(Records)
━━━━━━━━
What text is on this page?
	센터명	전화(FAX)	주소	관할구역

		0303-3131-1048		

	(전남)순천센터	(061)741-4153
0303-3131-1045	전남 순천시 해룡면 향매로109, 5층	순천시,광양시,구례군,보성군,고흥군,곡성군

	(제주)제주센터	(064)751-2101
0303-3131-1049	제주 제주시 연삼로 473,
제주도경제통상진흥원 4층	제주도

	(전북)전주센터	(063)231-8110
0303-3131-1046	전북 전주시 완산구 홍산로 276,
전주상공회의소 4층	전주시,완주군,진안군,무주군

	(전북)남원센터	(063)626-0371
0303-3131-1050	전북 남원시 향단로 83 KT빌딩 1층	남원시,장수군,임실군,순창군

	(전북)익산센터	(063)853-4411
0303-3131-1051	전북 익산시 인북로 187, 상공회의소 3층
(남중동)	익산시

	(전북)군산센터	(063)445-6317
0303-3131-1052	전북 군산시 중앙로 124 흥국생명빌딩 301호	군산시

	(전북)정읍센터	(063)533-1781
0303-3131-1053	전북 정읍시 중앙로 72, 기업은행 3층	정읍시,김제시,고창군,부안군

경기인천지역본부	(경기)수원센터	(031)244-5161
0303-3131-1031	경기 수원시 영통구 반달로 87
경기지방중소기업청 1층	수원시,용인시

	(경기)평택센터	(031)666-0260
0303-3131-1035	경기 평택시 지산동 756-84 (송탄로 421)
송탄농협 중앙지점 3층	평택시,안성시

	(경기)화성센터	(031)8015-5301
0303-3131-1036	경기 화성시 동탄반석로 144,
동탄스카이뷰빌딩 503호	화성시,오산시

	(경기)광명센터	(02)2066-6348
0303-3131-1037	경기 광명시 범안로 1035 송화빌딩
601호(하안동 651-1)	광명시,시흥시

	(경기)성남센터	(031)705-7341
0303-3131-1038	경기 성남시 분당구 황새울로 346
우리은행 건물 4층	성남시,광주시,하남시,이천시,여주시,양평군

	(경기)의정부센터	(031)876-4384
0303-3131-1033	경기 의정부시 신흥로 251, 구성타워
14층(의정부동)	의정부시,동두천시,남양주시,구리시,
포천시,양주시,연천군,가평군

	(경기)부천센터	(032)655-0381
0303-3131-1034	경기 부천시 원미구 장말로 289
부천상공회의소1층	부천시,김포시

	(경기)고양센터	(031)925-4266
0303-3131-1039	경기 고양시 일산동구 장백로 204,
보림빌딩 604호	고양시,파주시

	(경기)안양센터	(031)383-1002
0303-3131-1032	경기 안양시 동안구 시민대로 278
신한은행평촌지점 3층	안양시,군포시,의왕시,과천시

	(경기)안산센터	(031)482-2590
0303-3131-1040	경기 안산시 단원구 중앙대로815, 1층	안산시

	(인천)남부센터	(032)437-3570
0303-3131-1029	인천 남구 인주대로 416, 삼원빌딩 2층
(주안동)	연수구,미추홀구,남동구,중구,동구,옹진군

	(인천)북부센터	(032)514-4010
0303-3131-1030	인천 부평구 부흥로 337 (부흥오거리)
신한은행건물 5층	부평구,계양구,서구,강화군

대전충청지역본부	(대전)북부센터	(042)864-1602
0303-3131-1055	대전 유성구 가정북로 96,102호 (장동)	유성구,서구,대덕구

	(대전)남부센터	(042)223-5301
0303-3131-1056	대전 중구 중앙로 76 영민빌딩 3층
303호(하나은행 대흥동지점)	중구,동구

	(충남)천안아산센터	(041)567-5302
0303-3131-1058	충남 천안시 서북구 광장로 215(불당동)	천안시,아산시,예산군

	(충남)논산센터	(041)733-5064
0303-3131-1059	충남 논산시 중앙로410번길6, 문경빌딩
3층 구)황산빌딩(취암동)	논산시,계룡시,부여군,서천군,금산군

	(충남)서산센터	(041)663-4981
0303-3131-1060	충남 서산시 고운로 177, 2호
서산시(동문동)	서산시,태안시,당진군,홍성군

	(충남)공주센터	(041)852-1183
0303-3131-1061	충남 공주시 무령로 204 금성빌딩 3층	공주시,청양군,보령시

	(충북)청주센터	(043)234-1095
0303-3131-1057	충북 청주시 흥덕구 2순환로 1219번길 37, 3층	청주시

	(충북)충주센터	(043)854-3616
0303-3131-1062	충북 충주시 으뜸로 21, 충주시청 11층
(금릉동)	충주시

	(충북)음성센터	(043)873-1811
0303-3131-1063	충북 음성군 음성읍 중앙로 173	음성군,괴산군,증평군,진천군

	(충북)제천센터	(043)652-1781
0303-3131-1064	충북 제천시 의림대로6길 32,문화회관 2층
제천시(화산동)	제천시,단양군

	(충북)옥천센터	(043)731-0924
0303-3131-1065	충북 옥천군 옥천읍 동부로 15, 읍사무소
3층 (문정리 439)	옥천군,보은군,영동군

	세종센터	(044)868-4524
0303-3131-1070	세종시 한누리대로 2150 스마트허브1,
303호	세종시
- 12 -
━━━━━━━━
- [Directions for this task]: The required output is the number of lines containing the word "북부센터", and nothing besides.

- [Exercise solution]: 2